Some lines below hold "label". Pick them out and copy them.
+++ STORED DATA
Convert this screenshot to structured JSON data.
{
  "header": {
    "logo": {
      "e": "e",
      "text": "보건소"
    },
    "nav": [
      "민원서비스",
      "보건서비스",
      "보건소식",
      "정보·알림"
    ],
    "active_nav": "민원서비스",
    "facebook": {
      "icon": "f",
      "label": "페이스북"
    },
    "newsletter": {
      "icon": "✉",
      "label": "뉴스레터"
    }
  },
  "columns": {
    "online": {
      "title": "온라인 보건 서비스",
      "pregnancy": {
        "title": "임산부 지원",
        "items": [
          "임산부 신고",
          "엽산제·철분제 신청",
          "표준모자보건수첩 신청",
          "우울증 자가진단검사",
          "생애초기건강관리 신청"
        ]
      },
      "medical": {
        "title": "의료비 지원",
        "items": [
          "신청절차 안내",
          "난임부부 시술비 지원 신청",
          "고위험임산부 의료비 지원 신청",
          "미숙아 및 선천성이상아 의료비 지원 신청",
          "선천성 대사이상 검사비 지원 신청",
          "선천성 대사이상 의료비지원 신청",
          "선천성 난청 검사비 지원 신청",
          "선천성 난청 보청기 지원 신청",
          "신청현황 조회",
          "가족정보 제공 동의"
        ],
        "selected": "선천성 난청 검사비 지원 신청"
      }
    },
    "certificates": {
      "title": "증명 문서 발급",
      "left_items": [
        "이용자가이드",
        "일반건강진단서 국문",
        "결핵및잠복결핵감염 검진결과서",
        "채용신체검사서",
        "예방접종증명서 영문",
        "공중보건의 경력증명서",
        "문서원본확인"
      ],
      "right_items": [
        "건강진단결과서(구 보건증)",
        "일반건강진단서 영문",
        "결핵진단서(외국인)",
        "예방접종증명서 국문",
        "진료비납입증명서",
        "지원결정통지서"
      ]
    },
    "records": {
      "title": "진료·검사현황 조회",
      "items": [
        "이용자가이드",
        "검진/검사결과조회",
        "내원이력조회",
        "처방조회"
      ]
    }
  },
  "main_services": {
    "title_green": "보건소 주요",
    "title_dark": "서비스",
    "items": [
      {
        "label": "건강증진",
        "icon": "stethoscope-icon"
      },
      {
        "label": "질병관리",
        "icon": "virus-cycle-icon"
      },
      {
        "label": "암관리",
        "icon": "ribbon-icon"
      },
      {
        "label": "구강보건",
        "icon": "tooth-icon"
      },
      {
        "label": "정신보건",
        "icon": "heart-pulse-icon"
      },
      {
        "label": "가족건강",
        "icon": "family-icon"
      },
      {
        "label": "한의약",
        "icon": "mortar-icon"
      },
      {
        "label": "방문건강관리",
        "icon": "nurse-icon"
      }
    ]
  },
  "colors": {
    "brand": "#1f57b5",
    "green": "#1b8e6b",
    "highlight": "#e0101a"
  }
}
++++++
WRITTEN ANSWER:
      "label": "페이스북"
      "label": "뉴스레터"
        "label": "건강증진",
        "label": "질병관리",
        "label": "암관리",
        "label": "구강보건",
        "label": "정신보건",
        "label": "가족건강",
        "label": "한의약",
        "label": "방문건강관리",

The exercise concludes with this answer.